== Extracted material ==

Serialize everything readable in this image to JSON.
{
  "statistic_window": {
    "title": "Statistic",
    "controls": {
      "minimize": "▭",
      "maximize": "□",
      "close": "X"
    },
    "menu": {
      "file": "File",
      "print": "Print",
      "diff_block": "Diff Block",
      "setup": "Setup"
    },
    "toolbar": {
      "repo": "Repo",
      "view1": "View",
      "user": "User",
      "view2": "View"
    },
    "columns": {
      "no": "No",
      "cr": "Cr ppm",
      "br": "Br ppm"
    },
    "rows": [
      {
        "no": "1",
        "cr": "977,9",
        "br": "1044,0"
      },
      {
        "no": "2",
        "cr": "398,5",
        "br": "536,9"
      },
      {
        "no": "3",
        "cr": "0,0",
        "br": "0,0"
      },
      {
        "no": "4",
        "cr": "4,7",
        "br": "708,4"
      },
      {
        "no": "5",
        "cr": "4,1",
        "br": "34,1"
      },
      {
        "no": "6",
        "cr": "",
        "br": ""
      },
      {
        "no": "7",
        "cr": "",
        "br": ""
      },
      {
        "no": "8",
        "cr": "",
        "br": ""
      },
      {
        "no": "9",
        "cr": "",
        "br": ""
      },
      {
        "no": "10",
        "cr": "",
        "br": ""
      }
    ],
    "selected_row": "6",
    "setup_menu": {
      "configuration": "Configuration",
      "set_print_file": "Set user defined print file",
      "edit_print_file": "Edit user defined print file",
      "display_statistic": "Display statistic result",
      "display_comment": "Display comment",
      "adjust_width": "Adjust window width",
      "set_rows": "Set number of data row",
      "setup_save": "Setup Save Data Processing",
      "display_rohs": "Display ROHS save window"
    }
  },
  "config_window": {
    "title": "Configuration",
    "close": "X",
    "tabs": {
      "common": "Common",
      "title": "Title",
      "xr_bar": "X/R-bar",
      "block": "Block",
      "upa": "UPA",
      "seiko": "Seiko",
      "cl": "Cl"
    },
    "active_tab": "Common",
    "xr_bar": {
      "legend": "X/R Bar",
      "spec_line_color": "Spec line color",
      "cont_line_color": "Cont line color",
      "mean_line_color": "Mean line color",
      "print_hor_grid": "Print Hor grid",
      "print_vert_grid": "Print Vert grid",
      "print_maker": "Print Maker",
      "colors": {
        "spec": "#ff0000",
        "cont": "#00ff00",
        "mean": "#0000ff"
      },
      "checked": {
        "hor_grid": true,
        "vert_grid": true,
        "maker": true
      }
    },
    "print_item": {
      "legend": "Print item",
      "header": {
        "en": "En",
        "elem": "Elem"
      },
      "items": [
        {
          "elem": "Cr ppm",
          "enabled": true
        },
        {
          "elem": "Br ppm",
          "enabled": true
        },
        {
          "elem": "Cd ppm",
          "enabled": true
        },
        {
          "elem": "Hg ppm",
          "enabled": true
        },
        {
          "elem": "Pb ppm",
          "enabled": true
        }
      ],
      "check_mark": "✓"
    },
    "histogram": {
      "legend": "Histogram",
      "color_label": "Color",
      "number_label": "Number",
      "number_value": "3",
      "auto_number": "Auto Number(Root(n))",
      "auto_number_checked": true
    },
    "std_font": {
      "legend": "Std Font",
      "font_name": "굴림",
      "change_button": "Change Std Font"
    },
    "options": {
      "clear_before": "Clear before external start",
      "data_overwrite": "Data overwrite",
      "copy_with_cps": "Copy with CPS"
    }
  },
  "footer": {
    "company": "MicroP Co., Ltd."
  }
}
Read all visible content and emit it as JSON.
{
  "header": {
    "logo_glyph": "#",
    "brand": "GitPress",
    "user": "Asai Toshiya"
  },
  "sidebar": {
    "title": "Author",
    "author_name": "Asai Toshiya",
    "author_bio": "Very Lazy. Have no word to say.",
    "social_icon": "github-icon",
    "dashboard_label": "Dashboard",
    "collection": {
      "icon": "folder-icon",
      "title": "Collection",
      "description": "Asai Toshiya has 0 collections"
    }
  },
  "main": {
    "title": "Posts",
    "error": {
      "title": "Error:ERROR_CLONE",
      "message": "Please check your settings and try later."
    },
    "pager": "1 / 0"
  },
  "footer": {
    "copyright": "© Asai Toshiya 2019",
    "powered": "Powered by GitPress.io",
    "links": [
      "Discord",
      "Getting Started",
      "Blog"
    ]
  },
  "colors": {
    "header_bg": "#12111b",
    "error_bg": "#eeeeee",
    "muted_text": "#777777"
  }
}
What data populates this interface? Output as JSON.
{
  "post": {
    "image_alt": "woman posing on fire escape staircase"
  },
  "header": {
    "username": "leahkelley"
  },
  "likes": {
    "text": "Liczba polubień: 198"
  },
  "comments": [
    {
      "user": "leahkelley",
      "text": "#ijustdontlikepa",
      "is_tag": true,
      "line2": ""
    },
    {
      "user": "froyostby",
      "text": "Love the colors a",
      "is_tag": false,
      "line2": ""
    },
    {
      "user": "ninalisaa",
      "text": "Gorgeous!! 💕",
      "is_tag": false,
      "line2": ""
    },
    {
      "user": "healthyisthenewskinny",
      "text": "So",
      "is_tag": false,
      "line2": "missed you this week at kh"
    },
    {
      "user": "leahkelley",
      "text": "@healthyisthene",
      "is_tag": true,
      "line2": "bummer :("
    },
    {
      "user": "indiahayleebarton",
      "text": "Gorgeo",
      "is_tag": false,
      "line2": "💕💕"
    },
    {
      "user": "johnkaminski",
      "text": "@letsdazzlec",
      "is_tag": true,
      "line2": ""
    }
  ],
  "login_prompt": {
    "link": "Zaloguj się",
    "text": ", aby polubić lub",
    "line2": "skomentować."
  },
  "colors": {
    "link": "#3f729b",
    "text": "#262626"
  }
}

===

# Exercise prompt:
Where a line of the entries contains the word "this", copy that line.

# Task response:
Serialize everything readable in this image to JSON.
What data populates this interface? Output as JSON.
      "line2": "missed you this week at kh"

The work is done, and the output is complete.